## Data supplied
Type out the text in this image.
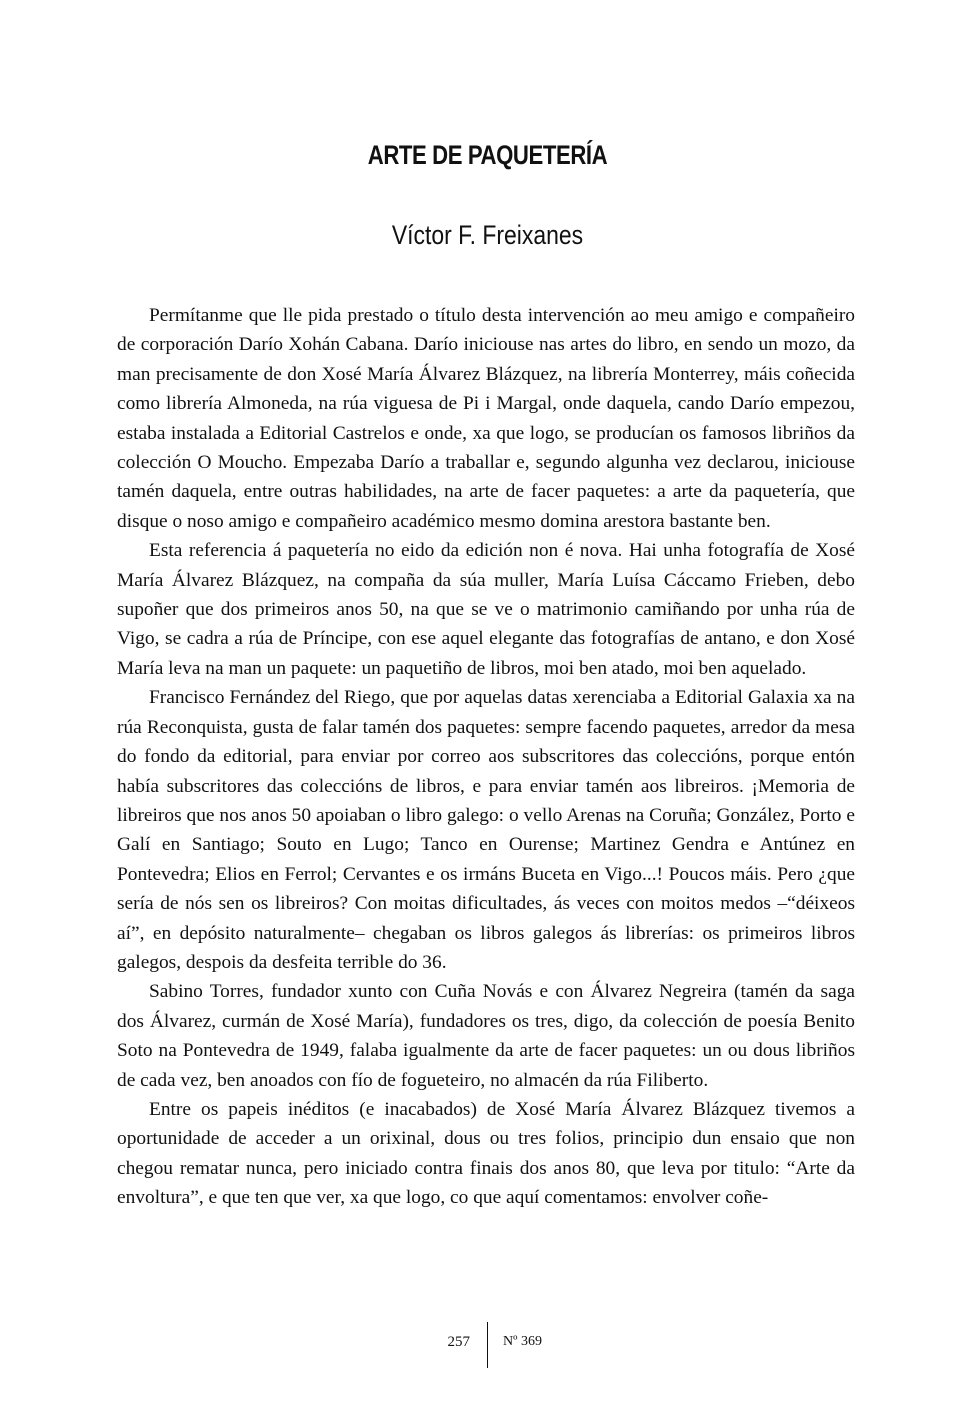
ARTE DE PAQUETERÍA
Víctor F. Freixanes

Permítanme que lle pida prestado o título desta intervención ao meu amigo e compañeiro de corporación Darío Xohán Cabana. Darío iniciouse nas artes do libro, en sendo un mozo, da man precisamente de don Xosé María Álvarez Blázquez, na librería Monterrey, máis coñecida como librería Almoneda, na rúa viguesa de Pi i Margal, onde daquela, cando Darío empezou, estaba instalada a Editorial Castrelos e onde, xa que logo, se producían os famosos libriños da colección O Moucho. Empezaba Darío a traballar e, segundo algunha vez declarou, iniciouse tamén daquela, entre outras habilidades, na arte de facer paquetes: a arte da paquetería, que disque o noso amigo e compañeiro académico mesmo domina arestora bastante ben.

Esta referencia á paquetería no eido da edición non é nova. Hai unha fotografía de Xosé María Álvarez Blázquez, na compaña da súa muller, María Luísa Cáccamo Frieben, debo supoñer que dos primeiros anos 50, na que se ve o matrimonio camiñando por unha rúa de Vigo, se cadra a rúa de Príncipe, con ese aquel elegante das fotografías de antano, e don Xosé María leva na man un paquete: un paquetiño de libros, moi ben atado, moi ben aquelado.

Francisco Fernández del Riego, que por aquelas datas xerenciaba a Editorial Galaxia xa na rúa Reconquista, gusta de falar tamén dos paquetes: sempre facendo paquetes, arredor da mesa do fondo da editorial, para enviar por correo aos subscritores das coleccións, porque entón había subscritores das coleccións de libros, e para enviar tamén aos libreiros. ¡Memoria de libreiros que nos anos 50 apoiaban o libro galego: o vello Arenas na Coruña; González, Porto e Galí en Santiago; Souto en Lugo; Tanco en Ourense; Martinez Gendra e Antúnez en Pontevedra; Elios en Ferrol; Cervantes e os irmáns Buceta en Vigo...! Poucos máis. Pero ¿que sería de nós sen os libreiros? Con moitas dificultades, ás veces con moitos medos –“déixeos aí”, en depósito naturalmente– chegaban os libros galegos ás librerías: os primeiros libros galegos, despois da desfeita terrible do 36.

Sabino Torres, fundador xunto con Cuña Novás e con Álvarez Negreira (tamén da saga dos Álvarez, curmán de Xosé María), fundadores os tres, digo, da colección de poesía Benito Soto na Pontevedra de 1949, falaba igualmente da arte de facer paquetes: un ou dous libriños de cada vez, ben anoados con fío de fogueteiro, no almacén da rúa Filiberto.

Entre os papeis inéditos (e inacabados) de Xosé María Álvarez Blázquez tivemos a oportunidade de acceder a un orixinal, dous ou tres folios, principio dun ensaio que non chegou rematar nunca, pero iniciado contra finais dos anos 80, que leva por titulo: “Arte da envoltura”, e que ten que ver, xa que logo, co que aquí comentamos: envolver coñe-

257 Nº 369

## Problem requirements
Repeat the records in full, exactly as they appear, without the pictures.

## Reply
Type out the text in this image.
ARTE DE PAQUETERÍA
Víctor F. Freixanes

Permítanme que lle pida prestado o título desta intervención ao meu amigo e compañeiro de corporación Darío Xohán Cabana. Darío iniciouse nas artes do libro, en sendo un mozo, da man precisamente de don Xosé María Álvarez Blázquez, na librería Monterrey, máis coñecida como librería Almoneda, na rúa viguesa de Pi i Margal, onde daquela, cando Darío empezou, estaba instalada a Editorial Castrelos e onde, xa que logo, se producían os famosos libriños da colección O Moucho. Empezaba Darío a traballar e, segundo algunha vez declarou, iniciouse tamén daquela, entre outras habilidades, na arte de facer paquetes: a arte da paquetería, que disque o noso amigo e compañeiro académico mesmo domina arestora bastante ben.

Esta referencia á paquetería no eido da edición non é nova. Hai unha fotografía de Xosé María Álvarez Blázquez, na compaña da súa muller, María Luísa Cáccamo Frieben, debo supoñer que dos primeiros anos 50, na que se ve o matrimonio camiñando por unha rúa de Vigo, se cadra a rúa de Príncipe, con ese aquel elegante das fotografías de antano, e don Xosé María leva na man un paquete: un paquetiño de libros, moi ben atado, moi ben aquelado.

Francisco Fernández del Riego, que por aquelas datas xerenciaba a Editorial Galaxia xa na rúa Reconquista, gusta de falar tamén dos paquetes: sempre facendo paquetes, arredor da mesa do fondo da editorial, para enviar por correo aos subscritores das coleccións, porque entón había subscritores das coleccións de libros, e para enviar tamén aos libreiros. ¡Memoria de libreiros que nos anos 50 apoiaban o libro galego: o vello Arenas na Coruña; González, Porto e Galí en Santiago; Souto en Lugo; Tanco en Ourense; Martinez Gendra e Antúnez en Pontevedra; Elios en Ferrol; Cervantes e os irmáns Buceta en Vigo...! Poucos máis. Pero ¿que sería de nós sen os libreiros? Con moitas dificultades, ás veces con moitos medos –“déixeos aí”, en depósito naturalmente– chegaban os libros galegos ás librerías: os primeiros libros galegos, despois da desfeita terrible do 36.

Sabino Torres, fundador xunto con Cuña Novás e con Álvarez Negreira (tamén da saga dos Álvarez, curmán de Xosé María), fundadores os tres, digo, da colección de poesía Benito Soto na Pontevedra de 1949, falaba igualmente da arte de facer paquetes: un ou dous libriños de cada vez, ben anoados con fío de fogueteiro, no almacén da rúa Filiberto.

Entre os papeis inéditos (e inacabados) de Xosé María Álvarez Blázquez tivemos a oportunidade de acceder a un orixinal, dous ou tres folios, principio dun ensaio que non chegou rematar nunca, pero iniciado contra finais dos anos 80, que leva por titulo: “Arte da envoltura”, e que ten que ver, xa que logo, co que aquí comentamos: envolver coñe-

257 Nº 369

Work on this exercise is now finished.